▸ TASK STATEMENT:
Copy out each line exactly; pictures stay out of the copy.

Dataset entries
◇ ◇ ◇ ◇ ◇ ◇ ◇

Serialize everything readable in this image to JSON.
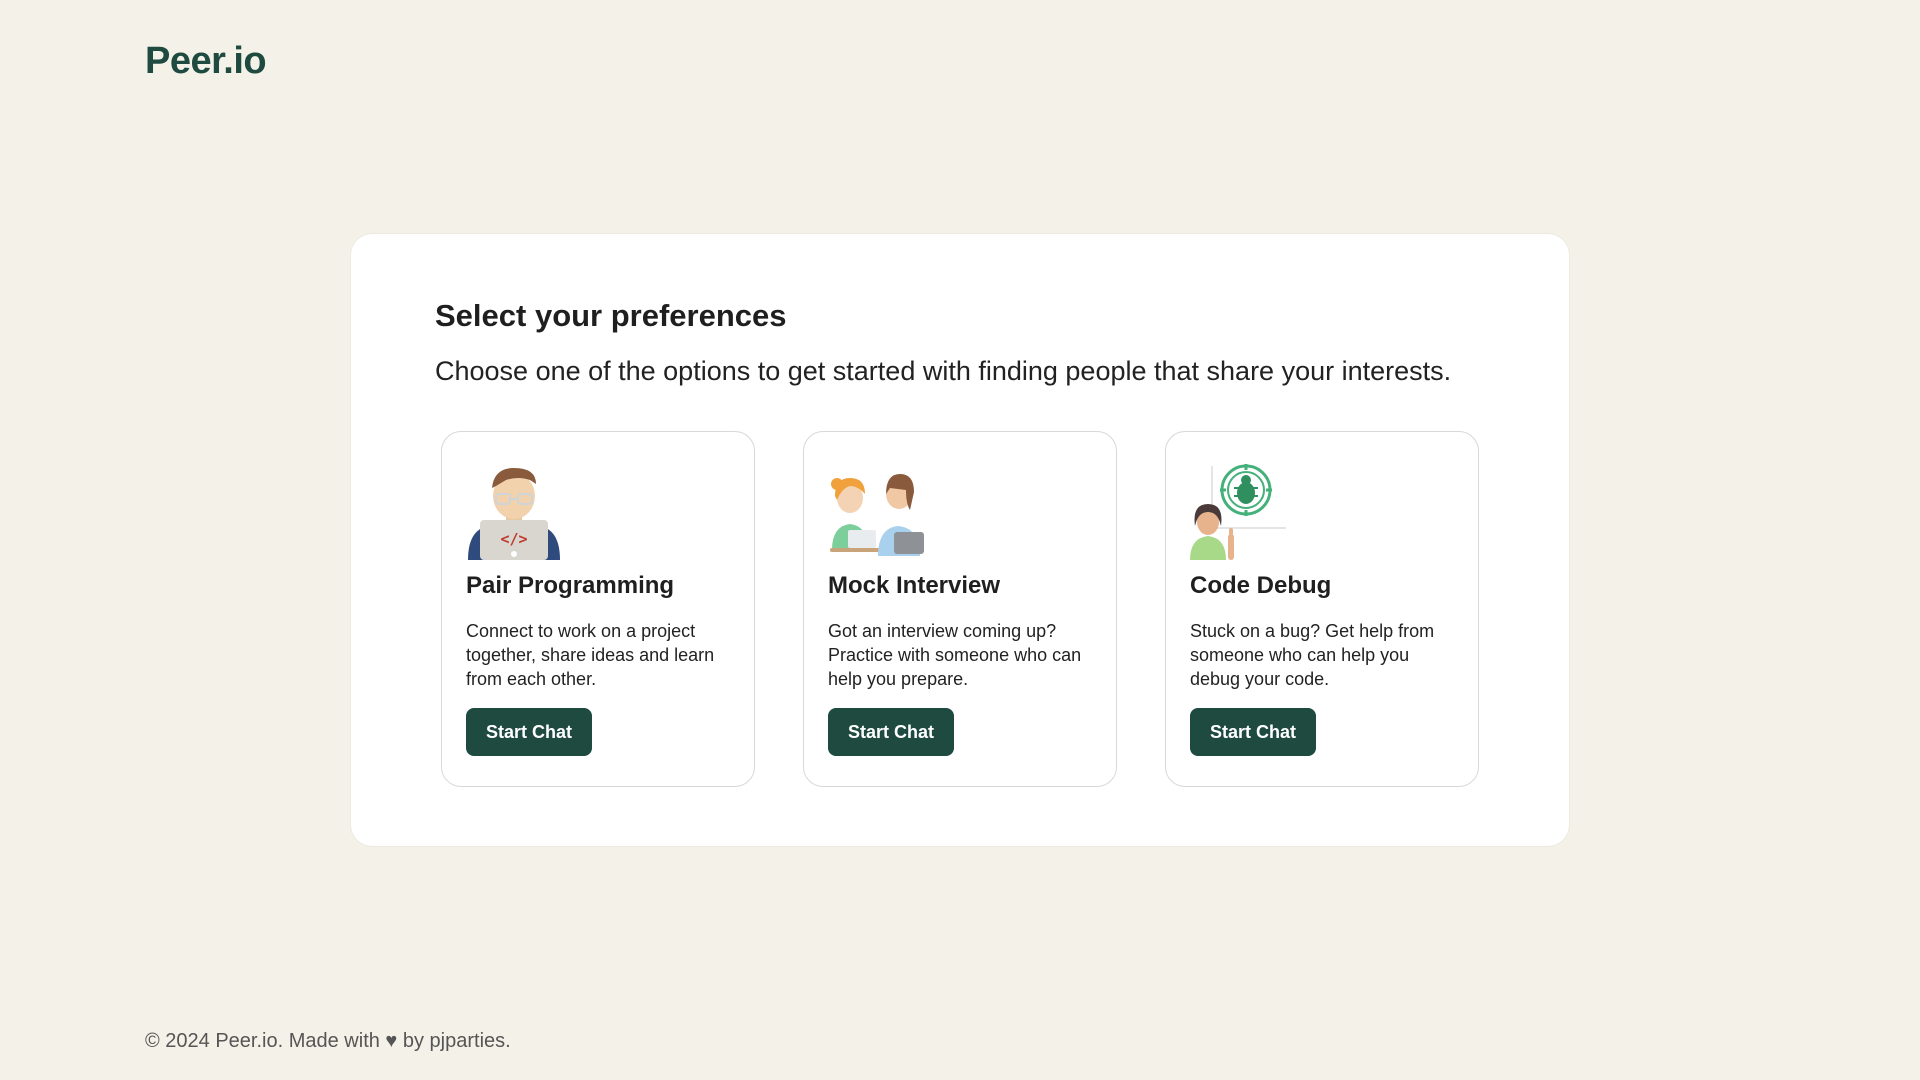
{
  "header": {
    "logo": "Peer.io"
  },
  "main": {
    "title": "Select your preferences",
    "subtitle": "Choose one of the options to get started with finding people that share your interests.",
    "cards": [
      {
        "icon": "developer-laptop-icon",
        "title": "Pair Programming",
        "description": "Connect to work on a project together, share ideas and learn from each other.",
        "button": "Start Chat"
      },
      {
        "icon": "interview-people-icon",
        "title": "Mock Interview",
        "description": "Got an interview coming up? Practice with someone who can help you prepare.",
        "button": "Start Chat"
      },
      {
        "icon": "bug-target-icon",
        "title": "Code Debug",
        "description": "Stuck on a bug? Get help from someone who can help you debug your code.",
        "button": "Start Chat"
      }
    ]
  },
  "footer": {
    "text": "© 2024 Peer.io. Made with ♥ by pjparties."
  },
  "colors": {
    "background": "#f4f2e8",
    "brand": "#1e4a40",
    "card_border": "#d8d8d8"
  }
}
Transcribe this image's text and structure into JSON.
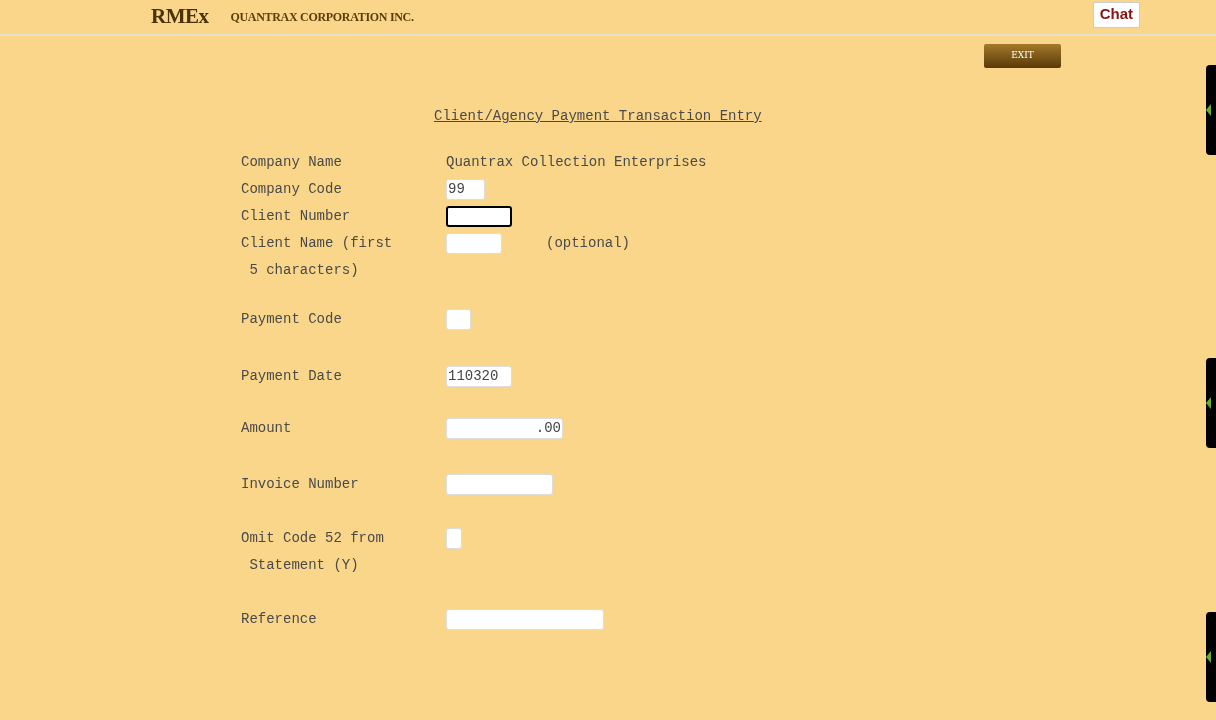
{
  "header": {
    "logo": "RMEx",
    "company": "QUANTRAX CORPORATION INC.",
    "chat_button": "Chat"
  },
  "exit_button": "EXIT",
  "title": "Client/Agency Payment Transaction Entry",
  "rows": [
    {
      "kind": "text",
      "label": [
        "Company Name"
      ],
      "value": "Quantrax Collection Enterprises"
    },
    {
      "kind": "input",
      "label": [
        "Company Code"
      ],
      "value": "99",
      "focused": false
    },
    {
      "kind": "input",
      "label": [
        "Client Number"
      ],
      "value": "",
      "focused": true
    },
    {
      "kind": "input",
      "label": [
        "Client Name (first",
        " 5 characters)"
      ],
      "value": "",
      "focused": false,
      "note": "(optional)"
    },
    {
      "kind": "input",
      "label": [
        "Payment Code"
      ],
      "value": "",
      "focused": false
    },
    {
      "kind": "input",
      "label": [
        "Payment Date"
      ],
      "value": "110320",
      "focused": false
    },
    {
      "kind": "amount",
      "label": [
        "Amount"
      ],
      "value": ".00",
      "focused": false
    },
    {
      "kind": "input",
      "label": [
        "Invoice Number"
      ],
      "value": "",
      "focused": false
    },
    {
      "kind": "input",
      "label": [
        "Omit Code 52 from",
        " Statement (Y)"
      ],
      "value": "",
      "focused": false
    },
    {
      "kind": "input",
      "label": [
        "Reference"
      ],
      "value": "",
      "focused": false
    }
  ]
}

◇ ◇ ◇ ◇ ◇ ◇ ◇

▸ ANSWER IN FULL:
Serialize everything readable in this image to JSON.
{
  "header": {
    "logo": "Peer.io"
  },
  "main": {
    "title": "Select your preferences",
    "subtitle": "Choose one of the options to get started with finding people that share your interests.",
    "cards": [
      {
        "icon": "developer-laptop-icon",
        "title": "Pair Programming",
        "description": "Connect to work on a project together, share ideas and learn from each other.",
        "button": "Start Chat"
      },
      {
        "icon": "interview-people-icon",
        "title": "Mock Interview",
        "description": "Got an interview coming up? Practice with someone who can help you prepare.",
        "button": "Start Chat"
      },
      {
        "icon": "bug-target-icon",
        "title": "Code Debug",
        "description": "Stuck on a bug? Get help from someone who can help you debug your code.",
        "button": "Start Chat"
      }
    ]
  },
  "footer": {
    "text": "© 2024 Peer.io. Made with ♥ by pjparties."
  },
  "colors": {
    "background": "#f4f2e8",
    "brand": "#1e4a40",
    "card_border": "#d8d8d8"
  }
}
Transcribe this image's text and structure into JSON.
{
  "header": {
    "logo": "RMEx",
    "company": "QUANTRAX CORPORATION INC.",
    "chat_button": "Chat"
  },
  "exit_button": "EXIT",
  "title": "Client/Agency Payment Transaction Entry",
  "rows": [
    {
      "kind": "text",
      "label": [
        "Company Name"
      ],
      "value": "Quantrax Collection Enterprises"
    },
    {
      "kind": "input",
      "label": [
        "Company Code"
      ],
      "value": "99",
      "focused": false
    },
    {
      "kind": "input",
      "label": [
        "Client Number"
      ],
      "value": "",
      "focused": true
    },
    {
      "kind": "input",
      "label": [
        "Client Name (first",
        " 5 characters)"
      ],
      "value": "",
      "focused": false,
      "note": "(optional)"
    },
    {
      "kind": "input",
      "label": [
        "Payment Code"
      ],
      "value": "",
      "focused": false
    },
    {
      "kind": "input",
      "label": [
        "Payment Date"
      ],
      "value": "110320",
      "focused": false
    },
    {
      "kind": "amount",
      "label": [
        "Amount"
      ],
      "value": ".00",
      "focused": false
    },
    {
      "kind": "input",
      "label": [
        "Invoice Number"
      ],
      "value": "",
      "focused": false
    },
    {
      "kind": "input",
      "label": [
        "Omit Code 52 from",
        " Statement (Y)"
      ],
      "value": "",
      "focused": false
    },
    {
      "kind": "input",
      "label": [
        "Reference"
      ],
      "value": "",
      "focused": false
    }
  ]
}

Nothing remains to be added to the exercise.